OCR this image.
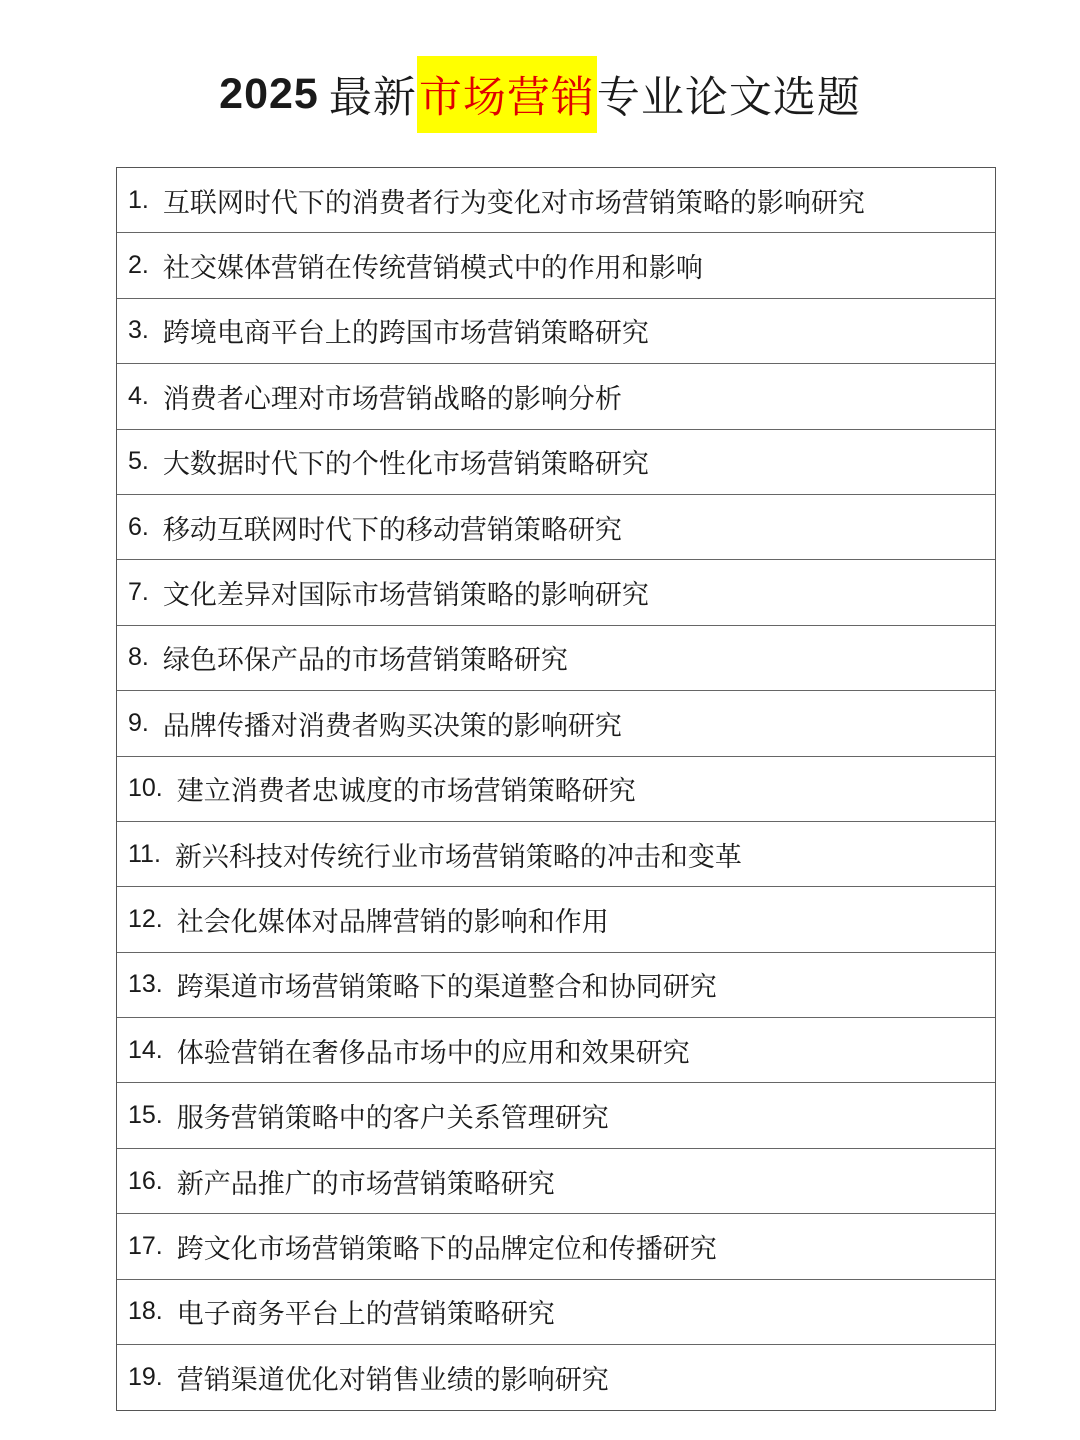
2025 最新 市场营销 专业论文选题
1. 互联网时代下的消费者行为变化对市场营销策略的影响研究
2. 社交媒体营销在传统营销模式中的作用和影响
3. 跨境电商平台上的跨国市场营销策略研究
4. 消费者心理对市场营销战略的影响分析
5. 大数据时代下的个性化市场营销策略研究
6. 移动互联网时代下的移动营销策略研究
7. 文化差异对国际市场营销策略的影响研究
8. 绿色环保产品的市场营销策略研究
9. 品牌传播对消费者购买决策的影响研究
10. 建立消费者忠诚度的市场营销策略研究
11. 新兴科技对传统行业市场营销策略的冲击和变革
12. 社会化媒体对品牌营销的影响和作用
13. 跨渠道市场营销策略下的渠道整合和协同研究
14. 体验营销在奢侈品市场中的应用和效果研究
15. 服务营销策略中的客户关系管理研究
16. 新产品推广的市场营销策略研究
17. 跨文化市场营销策略下的品牌定位和传播研究
18. 电子商务平台上的营销策略研究
19. 营销渠道优化对销售业绩的影响研究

_REQUIRED TASK_
Set the pictures aside and transcribe the data above exactly.

_COMPLETE ANSWER_
OCR this image.
2025 最新 市场营销 专业论文选题
1. 互联网时代下的消费者行为变化对市场营销策略的影响研究
2. 社交媒体营销在传统营销模式中的作用和影响
3. 跨境电商平台上的跨国市场营销策略研究
4. 消费者心理对市场营销战略的影响分析
5. 大数据时代下的个性化市场营销策略研究
6. 移动互联网时代下的移动营销策略研究
7. 文化差异对国际市场营销策略的影响研究
8. 绿色环保产品的市场营销策略研究
9. 品牌传播对消费者购买决策的影响研究
10. 建立消费者忠诚度的市场营销策略研究
11. 新兴科技对传统行业市场营销策略的冲击和变革
12. 社会化媒体对品牌营销的影响和作用
13. 跨渠道市场营销策略下的渠道整合和协同研究
14. 体验营销在奢侈品市场中的应用和效果研究
15. 服务营销策略中的客户关系管理研究
16. 新产品推广的市场营销策略研究
17. 跨文化市场营销策略下的品牌定位和传播研究
18. 电子商务平台上的营销策略研究
19. 营销渠道优化对销售业绩的影响研究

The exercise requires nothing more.